Stated problem:
Which lines hold the string "adequate"? Copy every one of them.

Records supplied:
===

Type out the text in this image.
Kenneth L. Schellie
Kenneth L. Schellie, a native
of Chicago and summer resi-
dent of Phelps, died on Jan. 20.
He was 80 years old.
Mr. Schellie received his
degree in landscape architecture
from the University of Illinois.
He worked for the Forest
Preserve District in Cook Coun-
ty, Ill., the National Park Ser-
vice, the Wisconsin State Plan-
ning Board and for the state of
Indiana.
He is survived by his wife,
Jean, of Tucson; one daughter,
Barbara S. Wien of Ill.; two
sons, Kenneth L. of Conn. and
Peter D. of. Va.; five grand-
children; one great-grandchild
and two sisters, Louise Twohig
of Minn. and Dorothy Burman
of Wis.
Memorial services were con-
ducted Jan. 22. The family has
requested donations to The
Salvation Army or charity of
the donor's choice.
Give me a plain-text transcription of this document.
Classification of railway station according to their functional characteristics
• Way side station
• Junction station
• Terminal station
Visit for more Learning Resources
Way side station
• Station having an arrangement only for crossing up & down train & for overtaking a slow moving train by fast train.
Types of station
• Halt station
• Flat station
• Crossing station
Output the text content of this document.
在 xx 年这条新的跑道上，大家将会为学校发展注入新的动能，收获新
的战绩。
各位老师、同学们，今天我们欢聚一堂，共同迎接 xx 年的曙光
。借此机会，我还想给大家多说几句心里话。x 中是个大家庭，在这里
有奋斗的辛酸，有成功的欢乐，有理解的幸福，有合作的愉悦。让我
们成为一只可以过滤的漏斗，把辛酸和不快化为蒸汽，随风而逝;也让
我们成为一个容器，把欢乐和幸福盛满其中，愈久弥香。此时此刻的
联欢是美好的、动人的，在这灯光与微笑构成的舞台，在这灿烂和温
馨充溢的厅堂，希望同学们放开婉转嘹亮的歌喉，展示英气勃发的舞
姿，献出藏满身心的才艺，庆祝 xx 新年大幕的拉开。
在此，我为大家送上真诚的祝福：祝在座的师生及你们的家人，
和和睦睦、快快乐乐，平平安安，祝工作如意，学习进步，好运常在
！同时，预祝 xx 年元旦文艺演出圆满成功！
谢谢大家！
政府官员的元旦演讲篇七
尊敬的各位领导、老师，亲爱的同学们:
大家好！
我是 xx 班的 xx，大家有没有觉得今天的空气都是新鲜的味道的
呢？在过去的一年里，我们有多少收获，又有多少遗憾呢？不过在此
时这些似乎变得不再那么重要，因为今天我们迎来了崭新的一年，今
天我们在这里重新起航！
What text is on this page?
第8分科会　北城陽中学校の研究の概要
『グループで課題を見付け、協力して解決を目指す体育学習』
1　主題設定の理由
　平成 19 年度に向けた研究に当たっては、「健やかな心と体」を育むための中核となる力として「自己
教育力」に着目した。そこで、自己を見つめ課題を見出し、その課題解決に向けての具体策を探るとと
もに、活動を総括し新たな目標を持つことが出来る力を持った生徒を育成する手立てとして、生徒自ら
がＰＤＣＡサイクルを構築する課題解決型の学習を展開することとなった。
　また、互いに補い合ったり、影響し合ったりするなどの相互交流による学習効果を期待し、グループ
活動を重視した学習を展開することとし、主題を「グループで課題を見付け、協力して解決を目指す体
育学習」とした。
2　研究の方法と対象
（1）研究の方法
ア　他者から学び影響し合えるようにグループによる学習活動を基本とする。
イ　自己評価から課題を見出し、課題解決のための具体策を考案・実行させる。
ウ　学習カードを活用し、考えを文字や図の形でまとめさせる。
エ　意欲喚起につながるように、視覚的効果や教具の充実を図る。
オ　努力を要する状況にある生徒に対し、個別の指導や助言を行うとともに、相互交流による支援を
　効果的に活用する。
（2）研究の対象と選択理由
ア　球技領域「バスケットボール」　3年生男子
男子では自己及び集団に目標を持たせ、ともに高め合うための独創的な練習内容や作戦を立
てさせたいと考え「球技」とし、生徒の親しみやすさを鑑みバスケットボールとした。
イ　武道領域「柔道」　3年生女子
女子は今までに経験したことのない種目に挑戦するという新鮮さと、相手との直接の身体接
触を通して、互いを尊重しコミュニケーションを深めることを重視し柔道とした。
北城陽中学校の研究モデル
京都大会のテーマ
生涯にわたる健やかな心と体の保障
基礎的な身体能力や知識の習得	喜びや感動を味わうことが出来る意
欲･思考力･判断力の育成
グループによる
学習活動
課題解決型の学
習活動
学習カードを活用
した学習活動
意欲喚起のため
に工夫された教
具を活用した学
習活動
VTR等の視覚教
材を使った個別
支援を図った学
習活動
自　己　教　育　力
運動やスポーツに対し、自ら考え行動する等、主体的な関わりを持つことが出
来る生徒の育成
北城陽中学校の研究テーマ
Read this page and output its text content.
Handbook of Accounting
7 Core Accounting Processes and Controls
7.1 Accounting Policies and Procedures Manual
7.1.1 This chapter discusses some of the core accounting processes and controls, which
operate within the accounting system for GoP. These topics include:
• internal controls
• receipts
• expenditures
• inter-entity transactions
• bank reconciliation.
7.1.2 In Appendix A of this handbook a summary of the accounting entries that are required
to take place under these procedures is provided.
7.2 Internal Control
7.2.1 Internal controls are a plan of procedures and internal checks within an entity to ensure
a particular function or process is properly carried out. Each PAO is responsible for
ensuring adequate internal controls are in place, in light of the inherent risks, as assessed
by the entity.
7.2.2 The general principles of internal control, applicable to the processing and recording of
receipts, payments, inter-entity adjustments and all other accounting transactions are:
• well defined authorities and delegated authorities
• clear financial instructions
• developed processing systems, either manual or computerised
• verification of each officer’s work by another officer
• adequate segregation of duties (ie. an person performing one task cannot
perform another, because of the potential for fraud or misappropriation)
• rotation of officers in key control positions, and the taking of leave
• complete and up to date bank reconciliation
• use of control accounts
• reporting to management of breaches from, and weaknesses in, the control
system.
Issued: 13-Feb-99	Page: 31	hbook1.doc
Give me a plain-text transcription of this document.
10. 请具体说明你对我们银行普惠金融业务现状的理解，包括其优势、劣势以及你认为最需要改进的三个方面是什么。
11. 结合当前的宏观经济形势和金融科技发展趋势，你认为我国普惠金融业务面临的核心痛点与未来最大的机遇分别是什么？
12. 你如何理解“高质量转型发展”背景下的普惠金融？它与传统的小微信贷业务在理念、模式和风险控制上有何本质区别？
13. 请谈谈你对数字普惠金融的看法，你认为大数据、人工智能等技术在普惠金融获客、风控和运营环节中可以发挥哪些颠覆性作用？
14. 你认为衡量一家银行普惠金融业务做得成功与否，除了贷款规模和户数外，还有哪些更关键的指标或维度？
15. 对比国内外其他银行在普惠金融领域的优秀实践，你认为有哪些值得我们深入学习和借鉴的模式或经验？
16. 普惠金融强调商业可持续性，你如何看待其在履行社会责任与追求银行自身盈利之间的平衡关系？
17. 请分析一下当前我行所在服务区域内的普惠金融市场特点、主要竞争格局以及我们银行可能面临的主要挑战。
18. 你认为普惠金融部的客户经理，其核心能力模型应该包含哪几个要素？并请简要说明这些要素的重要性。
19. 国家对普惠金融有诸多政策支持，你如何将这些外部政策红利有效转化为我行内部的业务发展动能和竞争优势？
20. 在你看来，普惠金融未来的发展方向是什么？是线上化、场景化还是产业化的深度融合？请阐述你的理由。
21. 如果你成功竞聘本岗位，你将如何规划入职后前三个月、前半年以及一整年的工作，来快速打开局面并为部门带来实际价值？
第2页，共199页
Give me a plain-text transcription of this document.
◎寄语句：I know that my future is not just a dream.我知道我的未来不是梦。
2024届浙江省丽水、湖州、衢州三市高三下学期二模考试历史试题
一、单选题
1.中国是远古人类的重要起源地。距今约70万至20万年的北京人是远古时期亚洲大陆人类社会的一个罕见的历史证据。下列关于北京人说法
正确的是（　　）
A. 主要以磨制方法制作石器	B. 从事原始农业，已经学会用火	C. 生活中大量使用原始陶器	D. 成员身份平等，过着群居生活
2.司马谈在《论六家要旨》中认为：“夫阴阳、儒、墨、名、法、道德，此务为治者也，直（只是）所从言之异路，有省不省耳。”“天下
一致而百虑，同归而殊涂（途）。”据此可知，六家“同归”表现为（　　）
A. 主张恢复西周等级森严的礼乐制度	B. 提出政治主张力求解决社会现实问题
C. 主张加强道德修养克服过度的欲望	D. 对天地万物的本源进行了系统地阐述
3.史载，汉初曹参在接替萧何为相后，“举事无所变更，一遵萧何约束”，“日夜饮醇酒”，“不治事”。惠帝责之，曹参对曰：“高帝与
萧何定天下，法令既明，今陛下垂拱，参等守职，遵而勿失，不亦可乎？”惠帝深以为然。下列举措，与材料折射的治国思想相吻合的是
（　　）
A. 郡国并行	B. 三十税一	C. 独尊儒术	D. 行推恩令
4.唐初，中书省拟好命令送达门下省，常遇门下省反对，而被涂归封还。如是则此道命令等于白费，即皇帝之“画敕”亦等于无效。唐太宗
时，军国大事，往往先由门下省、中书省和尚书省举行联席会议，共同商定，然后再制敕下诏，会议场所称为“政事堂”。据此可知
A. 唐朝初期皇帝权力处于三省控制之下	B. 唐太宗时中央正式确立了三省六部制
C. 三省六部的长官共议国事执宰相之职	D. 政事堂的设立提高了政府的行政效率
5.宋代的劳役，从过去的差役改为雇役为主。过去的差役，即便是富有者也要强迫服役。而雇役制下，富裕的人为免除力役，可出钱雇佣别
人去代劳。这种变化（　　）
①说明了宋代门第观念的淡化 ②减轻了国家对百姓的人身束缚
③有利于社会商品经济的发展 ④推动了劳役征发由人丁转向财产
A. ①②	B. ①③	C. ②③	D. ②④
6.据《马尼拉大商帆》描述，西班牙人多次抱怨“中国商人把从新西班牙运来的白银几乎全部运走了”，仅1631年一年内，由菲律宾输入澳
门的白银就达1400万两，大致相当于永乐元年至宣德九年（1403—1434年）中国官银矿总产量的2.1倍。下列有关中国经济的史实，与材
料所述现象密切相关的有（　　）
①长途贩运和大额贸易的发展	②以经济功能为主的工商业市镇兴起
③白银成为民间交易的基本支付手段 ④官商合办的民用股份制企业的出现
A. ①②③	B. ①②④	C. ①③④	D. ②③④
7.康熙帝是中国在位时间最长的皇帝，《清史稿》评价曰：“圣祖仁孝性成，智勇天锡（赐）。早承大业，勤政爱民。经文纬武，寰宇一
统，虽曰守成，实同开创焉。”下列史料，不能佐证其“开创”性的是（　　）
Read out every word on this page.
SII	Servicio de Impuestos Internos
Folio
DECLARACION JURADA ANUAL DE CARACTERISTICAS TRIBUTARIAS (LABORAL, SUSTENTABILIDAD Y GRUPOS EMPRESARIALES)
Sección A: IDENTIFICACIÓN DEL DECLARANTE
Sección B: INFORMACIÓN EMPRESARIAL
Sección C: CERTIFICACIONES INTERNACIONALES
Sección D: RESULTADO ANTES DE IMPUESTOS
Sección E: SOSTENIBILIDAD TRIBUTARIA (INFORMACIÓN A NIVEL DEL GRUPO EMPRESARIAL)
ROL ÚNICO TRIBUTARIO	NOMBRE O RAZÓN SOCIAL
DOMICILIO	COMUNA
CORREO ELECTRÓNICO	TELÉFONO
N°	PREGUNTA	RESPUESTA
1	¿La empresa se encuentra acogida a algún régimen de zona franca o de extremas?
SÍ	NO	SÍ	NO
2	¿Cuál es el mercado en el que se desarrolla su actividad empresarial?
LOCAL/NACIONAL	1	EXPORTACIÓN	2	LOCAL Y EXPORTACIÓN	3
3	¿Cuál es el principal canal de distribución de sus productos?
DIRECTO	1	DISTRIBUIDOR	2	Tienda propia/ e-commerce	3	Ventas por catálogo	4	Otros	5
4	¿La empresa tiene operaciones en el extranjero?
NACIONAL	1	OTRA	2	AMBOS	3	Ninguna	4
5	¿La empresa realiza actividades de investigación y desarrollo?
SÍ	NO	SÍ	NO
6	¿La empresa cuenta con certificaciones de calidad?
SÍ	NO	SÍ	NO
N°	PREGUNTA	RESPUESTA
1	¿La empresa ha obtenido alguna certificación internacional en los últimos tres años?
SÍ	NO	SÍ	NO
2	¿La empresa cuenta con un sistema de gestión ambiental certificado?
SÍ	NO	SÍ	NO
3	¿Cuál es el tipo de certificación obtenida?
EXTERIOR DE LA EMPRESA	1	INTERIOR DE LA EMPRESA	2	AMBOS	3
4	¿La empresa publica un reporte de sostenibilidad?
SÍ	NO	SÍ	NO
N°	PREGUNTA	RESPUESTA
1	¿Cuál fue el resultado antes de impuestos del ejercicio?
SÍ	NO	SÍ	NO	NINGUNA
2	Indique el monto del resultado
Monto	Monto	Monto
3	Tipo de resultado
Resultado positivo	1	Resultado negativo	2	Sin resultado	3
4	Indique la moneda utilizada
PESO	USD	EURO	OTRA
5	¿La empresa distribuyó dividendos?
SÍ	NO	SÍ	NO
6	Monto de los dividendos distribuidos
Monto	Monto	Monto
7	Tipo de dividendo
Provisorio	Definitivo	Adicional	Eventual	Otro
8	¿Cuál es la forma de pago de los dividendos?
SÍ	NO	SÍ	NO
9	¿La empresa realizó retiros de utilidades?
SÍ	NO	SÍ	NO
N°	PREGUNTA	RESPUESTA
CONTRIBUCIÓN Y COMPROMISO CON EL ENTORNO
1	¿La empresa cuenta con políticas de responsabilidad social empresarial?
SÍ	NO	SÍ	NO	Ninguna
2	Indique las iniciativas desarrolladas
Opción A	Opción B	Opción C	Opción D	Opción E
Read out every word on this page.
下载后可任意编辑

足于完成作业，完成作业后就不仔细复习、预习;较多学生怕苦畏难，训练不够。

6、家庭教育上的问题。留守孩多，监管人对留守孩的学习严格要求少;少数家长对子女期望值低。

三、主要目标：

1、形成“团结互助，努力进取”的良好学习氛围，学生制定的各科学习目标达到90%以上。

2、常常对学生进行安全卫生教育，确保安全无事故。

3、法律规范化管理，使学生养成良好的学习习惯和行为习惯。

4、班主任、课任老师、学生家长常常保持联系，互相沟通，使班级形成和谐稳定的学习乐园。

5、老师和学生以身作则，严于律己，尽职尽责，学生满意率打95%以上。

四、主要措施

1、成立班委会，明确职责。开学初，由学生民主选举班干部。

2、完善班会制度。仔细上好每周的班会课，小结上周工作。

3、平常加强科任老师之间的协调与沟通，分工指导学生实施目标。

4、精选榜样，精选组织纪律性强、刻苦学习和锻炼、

===

Correct output:
ensuring adequate internal controls are in place, in light of the inherent risks, as assessed
• adequate segregation of duties (ie. an person performing one task cannot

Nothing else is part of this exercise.